* **EXERCISE DIRECTIONS**
Copy out each line in the material below that has the word "name".

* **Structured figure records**
----

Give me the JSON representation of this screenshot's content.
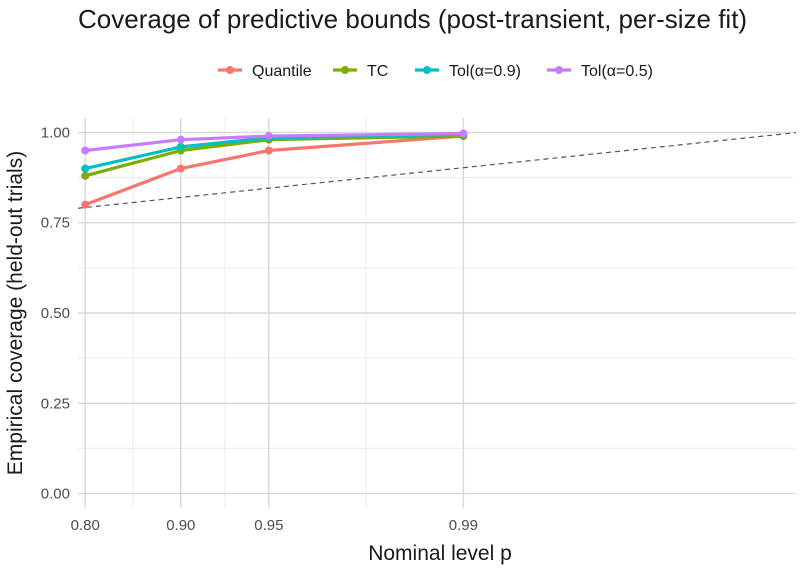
{
  "chart_data": {
    "type": "line",
    "title": "Coverage of predictive bounds (post-transient, per-size fit)",
    "xlabel": "Nominal level p",
    "ylabel": "Empirical coverage (held-out trials)",
    "x": [
      0.8,
      0.9,
      0.95,
      0.99
    ],
    "xlim": [
      0.79,
      0.9994
    ],
    "ylim": [
      0.0,
      1.0
    ],
    "x_ticks": [
      "0.80",
      "0.90",
      "0.95",
      "0.99"
    ],
    "y_ticks": [
      "0.00",
      "0.25",
      "0.50",
      "0.75",
      "1.00"
    ],
    "grid": true,
    "legend_position": "top",
    "reference_line": "y = x (dashed)",
    "series": [
      {
        "name": "Quantile",
        "color": "#F8766D",
        "values": [
          0.8,
          0.9,
          0.95,
          0.99
        ]
      },
      {
        "name": "TC",
        "color": "#7CAE00",
        "values": [
          0.88,
          0.95,
          0.98,
          0.99
        ]
      },
      {
        "name": "Tol(α=0.9)",
        "color": "#00BFC4",
        "values": [
          0.9,
          0.96,
          0.985,
          0.995
        ]
      },
      {
        "name": "Tol(α=0.5)",
        "color": "#C77CFF",
        "values": [
          0.95,
          0.98,
          0.99,
          0.997
        ]
      }
    ]
  }
}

----

* **OUTPUT**
        "name": "Quantile",
        "name": "TC",
        "name": "Tol(α=0.9)",
        "name": "Tol(α=0.5)",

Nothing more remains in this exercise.